# What you are asked to do
Sift the material for lines containing "Abgasanlage", and return them.

# Supplied information
+ + +

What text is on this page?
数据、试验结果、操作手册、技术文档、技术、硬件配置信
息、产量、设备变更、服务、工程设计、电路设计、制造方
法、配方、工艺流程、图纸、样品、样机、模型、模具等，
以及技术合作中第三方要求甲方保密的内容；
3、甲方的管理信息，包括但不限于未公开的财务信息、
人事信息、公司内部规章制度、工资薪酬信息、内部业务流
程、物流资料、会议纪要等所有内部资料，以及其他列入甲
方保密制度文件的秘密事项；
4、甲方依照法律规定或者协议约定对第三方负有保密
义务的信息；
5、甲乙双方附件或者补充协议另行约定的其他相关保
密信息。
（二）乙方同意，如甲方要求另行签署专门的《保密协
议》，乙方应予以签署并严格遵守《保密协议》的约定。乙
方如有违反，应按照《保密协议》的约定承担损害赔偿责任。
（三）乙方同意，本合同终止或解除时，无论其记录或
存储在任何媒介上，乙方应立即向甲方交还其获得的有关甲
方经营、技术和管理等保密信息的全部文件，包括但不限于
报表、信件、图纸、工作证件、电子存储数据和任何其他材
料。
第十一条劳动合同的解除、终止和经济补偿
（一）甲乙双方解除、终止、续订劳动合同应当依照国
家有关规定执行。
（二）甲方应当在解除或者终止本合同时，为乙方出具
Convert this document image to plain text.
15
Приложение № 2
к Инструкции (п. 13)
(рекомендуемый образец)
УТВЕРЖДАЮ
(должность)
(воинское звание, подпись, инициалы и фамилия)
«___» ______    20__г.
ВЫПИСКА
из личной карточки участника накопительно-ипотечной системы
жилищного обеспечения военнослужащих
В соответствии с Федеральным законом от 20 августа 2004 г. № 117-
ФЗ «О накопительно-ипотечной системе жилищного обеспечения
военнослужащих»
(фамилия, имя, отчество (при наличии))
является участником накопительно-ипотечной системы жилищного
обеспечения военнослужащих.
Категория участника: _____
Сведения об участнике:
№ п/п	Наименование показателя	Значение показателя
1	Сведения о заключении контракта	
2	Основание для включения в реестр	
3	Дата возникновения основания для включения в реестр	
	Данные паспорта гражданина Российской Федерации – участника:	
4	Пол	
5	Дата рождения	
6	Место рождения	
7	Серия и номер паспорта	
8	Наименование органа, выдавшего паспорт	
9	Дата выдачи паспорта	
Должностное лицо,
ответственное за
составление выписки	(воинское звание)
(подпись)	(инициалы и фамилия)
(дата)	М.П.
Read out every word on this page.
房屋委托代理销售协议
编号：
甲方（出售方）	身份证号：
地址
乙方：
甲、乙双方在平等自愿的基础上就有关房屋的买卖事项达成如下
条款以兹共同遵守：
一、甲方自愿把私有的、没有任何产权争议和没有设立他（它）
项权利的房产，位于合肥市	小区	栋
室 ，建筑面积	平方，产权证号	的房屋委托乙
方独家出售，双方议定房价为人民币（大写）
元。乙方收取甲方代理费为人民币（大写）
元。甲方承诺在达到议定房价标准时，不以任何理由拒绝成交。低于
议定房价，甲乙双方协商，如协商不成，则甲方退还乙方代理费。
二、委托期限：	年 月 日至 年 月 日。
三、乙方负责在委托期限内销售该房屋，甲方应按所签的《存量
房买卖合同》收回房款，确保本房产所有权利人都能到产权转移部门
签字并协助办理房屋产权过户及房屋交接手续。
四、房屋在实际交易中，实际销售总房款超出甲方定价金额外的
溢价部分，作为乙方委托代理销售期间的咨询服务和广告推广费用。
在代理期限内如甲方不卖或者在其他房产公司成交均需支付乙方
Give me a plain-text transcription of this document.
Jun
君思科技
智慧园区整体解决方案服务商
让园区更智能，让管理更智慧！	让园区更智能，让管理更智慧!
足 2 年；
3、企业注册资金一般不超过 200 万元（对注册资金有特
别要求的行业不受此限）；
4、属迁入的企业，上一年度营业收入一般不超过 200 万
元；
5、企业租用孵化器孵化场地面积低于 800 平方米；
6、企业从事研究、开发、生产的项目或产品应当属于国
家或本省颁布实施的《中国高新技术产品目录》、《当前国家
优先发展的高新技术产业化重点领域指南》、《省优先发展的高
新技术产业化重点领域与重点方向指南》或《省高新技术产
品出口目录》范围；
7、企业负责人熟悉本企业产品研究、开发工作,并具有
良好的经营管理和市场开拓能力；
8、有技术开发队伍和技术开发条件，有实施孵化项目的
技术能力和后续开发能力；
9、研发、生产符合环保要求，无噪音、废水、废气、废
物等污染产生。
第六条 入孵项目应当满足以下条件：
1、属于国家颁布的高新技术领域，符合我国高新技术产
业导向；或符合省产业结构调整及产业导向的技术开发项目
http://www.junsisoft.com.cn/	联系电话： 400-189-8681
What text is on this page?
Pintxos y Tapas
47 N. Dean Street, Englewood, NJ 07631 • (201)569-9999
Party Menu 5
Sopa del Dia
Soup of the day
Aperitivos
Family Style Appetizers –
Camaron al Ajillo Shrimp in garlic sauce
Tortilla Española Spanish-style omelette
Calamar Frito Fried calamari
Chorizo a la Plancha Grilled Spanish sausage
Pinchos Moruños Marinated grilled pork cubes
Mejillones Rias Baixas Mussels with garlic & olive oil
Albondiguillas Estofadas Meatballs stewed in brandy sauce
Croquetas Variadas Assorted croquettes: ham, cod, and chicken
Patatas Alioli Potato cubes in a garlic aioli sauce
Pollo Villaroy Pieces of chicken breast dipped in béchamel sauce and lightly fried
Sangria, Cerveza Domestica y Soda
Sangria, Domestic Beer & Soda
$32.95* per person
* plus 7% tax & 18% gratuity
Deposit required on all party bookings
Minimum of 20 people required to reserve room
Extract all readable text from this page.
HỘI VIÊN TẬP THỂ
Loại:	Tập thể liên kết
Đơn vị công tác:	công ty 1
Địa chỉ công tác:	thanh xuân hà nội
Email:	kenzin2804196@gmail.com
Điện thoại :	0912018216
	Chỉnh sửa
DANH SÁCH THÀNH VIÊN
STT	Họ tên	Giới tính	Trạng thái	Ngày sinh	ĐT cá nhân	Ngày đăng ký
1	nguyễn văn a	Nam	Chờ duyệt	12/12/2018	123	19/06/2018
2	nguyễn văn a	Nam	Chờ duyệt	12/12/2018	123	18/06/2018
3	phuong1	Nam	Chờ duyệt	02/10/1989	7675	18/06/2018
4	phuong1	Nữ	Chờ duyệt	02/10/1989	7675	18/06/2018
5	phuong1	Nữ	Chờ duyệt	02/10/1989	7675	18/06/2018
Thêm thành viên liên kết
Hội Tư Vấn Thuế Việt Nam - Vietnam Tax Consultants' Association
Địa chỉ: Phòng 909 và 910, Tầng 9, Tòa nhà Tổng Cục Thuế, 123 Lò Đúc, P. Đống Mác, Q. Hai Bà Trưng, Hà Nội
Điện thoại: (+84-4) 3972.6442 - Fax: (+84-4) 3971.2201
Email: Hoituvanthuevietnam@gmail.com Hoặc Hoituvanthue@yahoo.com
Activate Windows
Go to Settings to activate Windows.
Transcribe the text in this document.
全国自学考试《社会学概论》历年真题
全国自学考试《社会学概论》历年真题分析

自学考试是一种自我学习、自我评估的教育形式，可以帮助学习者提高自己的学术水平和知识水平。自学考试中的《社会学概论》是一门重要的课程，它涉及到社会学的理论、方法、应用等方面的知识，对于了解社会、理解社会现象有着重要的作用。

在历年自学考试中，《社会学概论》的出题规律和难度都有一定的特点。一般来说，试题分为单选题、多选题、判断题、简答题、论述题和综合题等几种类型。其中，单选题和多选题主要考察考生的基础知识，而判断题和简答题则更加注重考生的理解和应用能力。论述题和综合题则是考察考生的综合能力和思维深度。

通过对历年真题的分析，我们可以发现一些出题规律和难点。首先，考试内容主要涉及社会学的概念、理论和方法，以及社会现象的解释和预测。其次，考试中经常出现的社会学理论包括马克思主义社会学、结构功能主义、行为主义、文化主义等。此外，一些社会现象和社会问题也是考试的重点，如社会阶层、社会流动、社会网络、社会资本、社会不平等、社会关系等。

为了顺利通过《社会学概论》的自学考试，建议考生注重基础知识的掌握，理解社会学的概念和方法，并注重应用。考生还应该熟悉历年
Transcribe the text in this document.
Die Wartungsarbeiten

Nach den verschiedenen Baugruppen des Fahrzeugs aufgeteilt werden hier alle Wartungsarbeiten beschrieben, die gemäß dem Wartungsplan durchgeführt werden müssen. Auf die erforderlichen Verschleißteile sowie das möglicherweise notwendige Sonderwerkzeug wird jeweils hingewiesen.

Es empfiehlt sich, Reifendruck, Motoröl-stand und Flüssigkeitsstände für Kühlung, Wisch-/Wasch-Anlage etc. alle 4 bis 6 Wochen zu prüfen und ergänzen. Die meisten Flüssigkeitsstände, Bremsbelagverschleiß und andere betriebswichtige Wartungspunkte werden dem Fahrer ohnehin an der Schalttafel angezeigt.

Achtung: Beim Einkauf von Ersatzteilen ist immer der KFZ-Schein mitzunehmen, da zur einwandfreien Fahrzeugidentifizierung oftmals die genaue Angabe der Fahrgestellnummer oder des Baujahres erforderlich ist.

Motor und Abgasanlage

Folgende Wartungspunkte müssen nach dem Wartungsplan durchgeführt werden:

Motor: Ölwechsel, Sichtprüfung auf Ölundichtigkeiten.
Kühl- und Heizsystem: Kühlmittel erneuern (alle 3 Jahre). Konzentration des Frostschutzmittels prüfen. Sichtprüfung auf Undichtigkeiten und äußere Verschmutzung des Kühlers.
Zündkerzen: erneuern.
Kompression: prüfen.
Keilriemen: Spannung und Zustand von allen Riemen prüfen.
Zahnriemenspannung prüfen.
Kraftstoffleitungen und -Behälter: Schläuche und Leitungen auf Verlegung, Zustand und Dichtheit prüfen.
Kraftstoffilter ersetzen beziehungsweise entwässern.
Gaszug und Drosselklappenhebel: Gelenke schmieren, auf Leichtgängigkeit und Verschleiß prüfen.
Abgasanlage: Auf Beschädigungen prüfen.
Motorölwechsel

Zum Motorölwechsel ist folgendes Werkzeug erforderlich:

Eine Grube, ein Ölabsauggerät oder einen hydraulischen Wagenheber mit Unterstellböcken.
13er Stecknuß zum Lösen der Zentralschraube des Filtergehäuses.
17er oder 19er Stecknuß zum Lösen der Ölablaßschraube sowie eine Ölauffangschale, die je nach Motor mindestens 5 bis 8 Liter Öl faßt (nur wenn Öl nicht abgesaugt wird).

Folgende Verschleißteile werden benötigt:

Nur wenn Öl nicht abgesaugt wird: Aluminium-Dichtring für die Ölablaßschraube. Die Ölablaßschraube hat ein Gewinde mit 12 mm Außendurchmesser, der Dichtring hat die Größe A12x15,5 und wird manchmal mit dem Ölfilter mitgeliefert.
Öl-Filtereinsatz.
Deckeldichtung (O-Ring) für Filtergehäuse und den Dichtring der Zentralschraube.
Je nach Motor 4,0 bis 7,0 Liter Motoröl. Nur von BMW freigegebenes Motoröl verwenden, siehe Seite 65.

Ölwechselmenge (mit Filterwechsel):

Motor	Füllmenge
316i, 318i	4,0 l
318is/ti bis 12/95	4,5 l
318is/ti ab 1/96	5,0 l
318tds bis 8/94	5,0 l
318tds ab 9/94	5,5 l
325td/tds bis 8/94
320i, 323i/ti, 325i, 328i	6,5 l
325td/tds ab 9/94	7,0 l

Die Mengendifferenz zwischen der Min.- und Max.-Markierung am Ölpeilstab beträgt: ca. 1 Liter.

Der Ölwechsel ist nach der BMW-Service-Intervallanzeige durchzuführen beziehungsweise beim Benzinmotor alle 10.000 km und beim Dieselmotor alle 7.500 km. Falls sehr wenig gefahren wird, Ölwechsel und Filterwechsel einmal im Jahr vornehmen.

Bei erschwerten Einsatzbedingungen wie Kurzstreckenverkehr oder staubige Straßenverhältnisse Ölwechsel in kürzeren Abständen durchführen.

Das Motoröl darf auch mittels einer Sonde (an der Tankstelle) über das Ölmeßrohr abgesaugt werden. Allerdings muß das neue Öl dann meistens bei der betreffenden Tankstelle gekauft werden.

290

+ + +

# Answer to this exercise
Motor und Abgasanlage
Abgasanlage: Auf Beschädigungen prüfen.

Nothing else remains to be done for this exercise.